> [Recorded data]:
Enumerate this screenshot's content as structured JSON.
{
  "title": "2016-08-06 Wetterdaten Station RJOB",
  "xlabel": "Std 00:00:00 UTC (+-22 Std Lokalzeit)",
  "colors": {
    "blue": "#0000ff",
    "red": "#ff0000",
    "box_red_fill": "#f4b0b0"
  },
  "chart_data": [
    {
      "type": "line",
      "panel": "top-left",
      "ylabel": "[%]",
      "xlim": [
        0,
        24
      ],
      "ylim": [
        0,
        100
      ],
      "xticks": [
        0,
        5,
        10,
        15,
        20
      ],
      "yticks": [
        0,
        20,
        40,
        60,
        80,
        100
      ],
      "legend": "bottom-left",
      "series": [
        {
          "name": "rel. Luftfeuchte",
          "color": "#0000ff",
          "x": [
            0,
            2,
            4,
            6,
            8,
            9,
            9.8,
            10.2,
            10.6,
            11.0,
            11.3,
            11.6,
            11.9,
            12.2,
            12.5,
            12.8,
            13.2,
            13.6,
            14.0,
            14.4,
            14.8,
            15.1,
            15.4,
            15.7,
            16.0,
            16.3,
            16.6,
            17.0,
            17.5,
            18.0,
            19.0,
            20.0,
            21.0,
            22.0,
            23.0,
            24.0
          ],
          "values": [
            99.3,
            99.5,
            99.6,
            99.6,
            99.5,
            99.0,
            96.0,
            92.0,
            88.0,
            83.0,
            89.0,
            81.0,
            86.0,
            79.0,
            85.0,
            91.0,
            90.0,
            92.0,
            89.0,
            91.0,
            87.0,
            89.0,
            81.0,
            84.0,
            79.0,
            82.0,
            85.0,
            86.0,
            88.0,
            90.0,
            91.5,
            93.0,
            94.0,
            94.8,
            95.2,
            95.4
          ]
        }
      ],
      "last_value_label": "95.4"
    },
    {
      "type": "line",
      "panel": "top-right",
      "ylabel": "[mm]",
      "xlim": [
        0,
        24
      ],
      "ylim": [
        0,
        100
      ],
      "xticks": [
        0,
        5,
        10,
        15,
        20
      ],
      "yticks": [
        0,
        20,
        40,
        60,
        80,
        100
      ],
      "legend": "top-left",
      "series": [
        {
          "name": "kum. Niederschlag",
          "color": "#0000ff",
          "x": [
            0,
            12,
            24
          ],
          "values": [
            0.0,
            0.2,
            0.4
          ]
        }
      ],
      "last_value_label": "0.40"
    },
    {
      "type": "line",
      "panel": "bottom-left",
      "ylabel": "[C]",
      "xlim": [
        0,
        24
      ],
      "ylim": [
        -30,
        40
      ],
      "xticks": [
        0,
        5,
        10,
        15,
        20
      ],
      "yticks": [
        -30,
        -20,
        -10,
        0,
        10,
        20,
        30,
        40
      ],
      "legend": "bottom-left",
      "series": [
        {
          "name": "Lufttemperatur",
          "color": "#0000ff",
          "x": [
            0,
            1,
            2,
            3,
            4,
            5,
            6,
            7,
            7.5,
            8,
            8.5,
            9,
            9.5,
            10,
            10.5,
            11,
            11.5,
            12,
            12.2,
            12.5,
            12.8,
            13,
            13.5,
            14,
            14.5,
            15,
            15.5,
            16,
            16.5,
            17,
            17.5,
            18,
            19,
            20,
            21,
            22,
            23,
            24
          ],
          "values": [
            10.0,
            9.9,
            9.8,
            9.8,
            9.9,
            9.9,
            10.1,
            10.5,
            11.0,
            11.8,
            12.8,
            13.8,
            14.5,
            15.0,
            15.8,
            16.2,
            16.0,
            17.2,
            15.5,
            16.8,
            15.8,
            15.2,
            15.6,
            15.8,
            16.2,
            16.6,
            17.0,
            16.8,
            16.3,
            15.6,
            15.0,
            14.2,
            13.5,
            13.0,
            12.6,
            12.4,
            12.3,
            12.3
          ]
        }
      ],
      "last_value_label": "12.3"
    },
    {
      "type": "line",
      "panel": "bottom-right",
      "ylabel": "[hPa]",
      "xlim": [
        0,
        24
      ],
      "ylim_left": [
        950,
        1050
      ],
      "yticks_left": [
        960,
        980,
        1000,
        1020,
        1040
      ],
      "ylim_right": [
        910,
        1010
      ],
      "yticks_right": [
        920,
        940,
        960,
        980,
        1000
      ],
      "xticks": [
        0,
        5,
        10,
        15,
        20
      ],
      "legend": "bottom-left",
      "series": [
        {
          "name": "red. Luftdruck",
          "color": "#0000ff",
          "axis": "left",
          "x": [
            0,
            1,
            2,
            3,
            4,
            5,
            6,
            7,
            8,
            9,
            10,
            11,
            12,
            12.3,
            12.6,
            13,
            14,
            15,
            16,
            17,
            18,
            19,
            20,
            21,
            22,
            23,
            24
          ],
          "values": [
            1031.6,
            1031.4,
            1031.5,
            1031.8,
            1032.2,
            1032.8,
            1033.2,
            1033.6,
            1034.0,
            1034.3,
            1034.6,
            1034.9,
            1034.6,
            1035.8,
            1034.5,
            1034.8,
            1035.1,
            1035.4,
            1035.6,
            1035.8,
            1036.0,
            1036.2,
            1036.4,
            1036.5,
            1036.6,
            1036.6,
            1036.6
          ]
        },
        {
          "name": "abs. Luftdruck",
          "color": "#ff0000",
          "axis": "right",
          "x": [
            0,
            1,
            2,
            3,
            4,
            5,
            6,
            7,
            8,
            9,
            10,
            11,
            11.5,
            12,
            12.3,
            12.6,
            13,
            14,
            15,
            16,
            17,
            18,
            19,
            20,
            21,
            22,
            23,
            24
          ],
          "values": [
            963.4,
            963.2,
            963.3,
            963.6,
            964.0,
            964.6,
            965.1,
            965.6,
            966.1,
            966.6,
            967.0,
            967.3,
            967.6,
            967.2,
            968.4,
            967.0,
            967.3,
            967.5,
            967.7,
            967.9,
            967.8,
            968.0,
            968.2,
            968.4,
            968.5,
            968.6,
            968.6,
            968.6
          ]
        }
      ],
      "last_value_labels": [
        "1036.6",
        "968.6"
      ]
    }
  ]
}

> [Set exercise]: Write out the entries above word for word.

> [Output for this task]:
Enumerate this screenshot's content as structured JSON.
{
  "title": "2016-08-06 Wetterdaten Station RJOB",
  "xlabel": "Std 00:00:00 UTC (+-22 Std Lokalzeit)",
  "colors": {
    "blue": "#0000ff",
    "red": "#ff0000",
    "box_red_fill": "#f4b0b0"
  },
  "chart_data": [
    {
      "type": "line",
      "panel": "top-left",
      "ylabel": "[%]",
      "xlim": [
        0,
        24
      ],
      "ylim": [
        0,
        100
      ],
      "xticks": [
        0,
        5,
        10,
        15,
        20
      ],
      "yticks": [
        0,
        20,
        40,
        60,
        80,
        100
      ],
      "legend": "bottom-left",
      "series": [
        {
          "name": "rel. Luftfeuchte",
          "color": "#0000ff",
          "x": [
            0,
            2,
            4,
            6,
            8,
            9,
            9.8,
            10.2,
            10.6,
            11.0,
            11.3,
            11.6,
            11.9,
            12.2,
            12.5,
            12.8,
            13.2,
            13.6,
            14.0,
            14.4,
            14.8,
            15.1,
            15.4,
            15.7,
            16.0,
            16.3,
            16.6,
            17.0,
            17.5,
            18.0,
            19.0,
            20.0,
            21.0,
            22.0,
            23.0,
            24.0
          ],
          "values": [
            99.3,
            99.5,
            99.6,
            99.6,
            99.5,
            99.0,
            96.0,
            92.0,
            88.0,
            83.0,
            89.0,
            81.0,
            86.0,
            79.0,
            85.0,
            91.0,
            90.0,
            92.0,
            89.0,
            91.0,
            87.0,
            89.0,
            81.0,
            84.0,
            79.0,
            82.0,
            85.0,
            86.0,
            88.0,
            90.0,
            91.5,
            93.0,
            94.0,
            94.8,
            95.2,
            95.4
          ]
        }
      ],
      "last_value_label": "95.4"
    },
    {
      "type": "line",
      "panel": "top-right",
      "ylabel": "[mm]",
      "xlim": [
        0,
        24
      ],
      "ylim": [
        0,
        100
      ],
      "xticks": [
        0,
        5,
        10,
        15,
        20
      ],
      "yticks": [
        0,
        20,
        40,
        60,
        80,
        100
      ],
      "legend": "top-left",
      "series": [
        {
          "name": "kum. Niederschlag",
          "color": "#0000ff",
          "x": [
            0,
            12,
            24
          ],
          "values": [
            0.0,
            0.2,
            0.4
          ]
        }
      ],
      "last_value_label": "0.40"
    },
    {
      "type": "line",
      "panel": "bottom-left",
      "ylabel": "[C]",
      "xlim": [
        0,
        24
      ],
      "ylim": [
        -30,
        40
      ],
      "xticks": [
        0,
        5,
        10,
        15,
        20
      ],
      "yticks": [
        -30,
        -20,
        -10,
        0,
        10,
        20,
        30,
        40
      ],
      "legend": "bottom-left",
      "series": [
        {
          "name": "Lufttemperatur",
          "color": "#0000ff",
          "x": [
            0,
            1,
            2,
            3,
            4,
            5,
            6,
            7,
            7.5,
            8,
            8.5,
            9,
            9.5,
            10,
            10.5,
            11,
            11.5,
            12,
            12.2,
            12.5,
            12.8,
            13,
            13.5,
            14,
            14.5,
            15,
            15.5,
            16,
            16.5,
            17,
            17.5,
            18,
            19,
            20,
            21,
            22,
            23,
            24
          ],
          "values": [
            10.0,
            9.9,
            9.8,
            9.8,
            9.9,
            9.9,
            10.1,
            10.5,
            11.0,
            11.8,
            12.8,
            13.8,
            14.5,
            15.0,
            15.8,
            16.2,
            16.0,
            17.2,
            15.5,
            16.8,
            15.8,
            15.2,
            15.6,
            15.8,
            16.2,
            16.6,
            17.0,
            16.8,
            16.3,
            15.6,
            15.0,
            14.2,
            13.5,
            13.0,
            12.6,
            12.4,
            12.3,
            12.3
          ]
        }
      ],
      "last_value_label": "12.3"
    },
    {
      "type": "line",
      "panel": "bottom-right",
      "ylabel": "[hPa]",
      "xlim": [
        0,
        24
      ],
      "ylim_left": [
        950,
        1050
      ],
      "yticks_left": [
        960,
        980,
        1000,
        1020,
        1040
      ],
      "ylim_right": [
        910,
        1010
      ],
      "yticks_right": [
        920,
        940,
        960,
        980,
        1000
      ],
      "xticks": [
        0,
        5,
        10,
        15,
        20
      ],
      "legend": "bottom-left",
      "series": [
        {
          "name": "red. Luftdruck",
          "color": "#0000ff",
          "axis": "left",
          "x": [
            0,
            1,
            2,
            3,
            4,
            5,
            6,
            7,
            8,
            9,
            10,
            11,
            12,
            12.3,
            12.6,
            13,
            14,
            15,
            16,
            17,
            18,
            19,
            20,
            21,
            22,
            23,
            24
          ],
          "values": [
            1031.6,
            1031.4,
            1031.5,
            1031.8,
            1032.2,
            1032.8,
            1033.2,
            1033.6,
            1034.0,
            1034.3,
            1034.6,
            1034.9,
            1034.6,
            1035.8,
            1034.5,
            1034.8,
            1035.1,
            1035.4,
            1035.6,
            1035.8,
            1036.0,
            1036.2,
            1036.4,
            1036.5,
            1036.6,
            1036.6,
            1036.6
          ]
        },
        {
          "name": "abs. Luftdruck",
          "color": "#ff0000",
          "axis": "right",
          "x": [
            0,
            1,
            2,
            3,
            4,
            5,
            6,
            7,
            8,
            9,
            10,
            11,
            11.5,
            12,
            12.3,
            12.6,
            13,
            14,
            15,
            16,
            17,
            18,
            19,
            20,
            21,
            22,
            23,
            24
          ],
          "values": [
            963.4,
            963.2,
            963.3,
            963.6,
            964.0,
            964.6,
            965.1,
            965.6,
            966.1,
            966.6,
            967.0,
            967.3,
            967.6,
            967.2,
            968.4,
            967.0,
            967.3,
            967.5,
            967.7,
            967.9,
            967.8,
            968.0,
            968.2,
            968.4,
            968.5,
            968.6,
            968.6,
            968.6
          ]
        }
      ],
      "last_value_labels": [
        "1036.6",
        "968.6"
      ]
    }
  ]
}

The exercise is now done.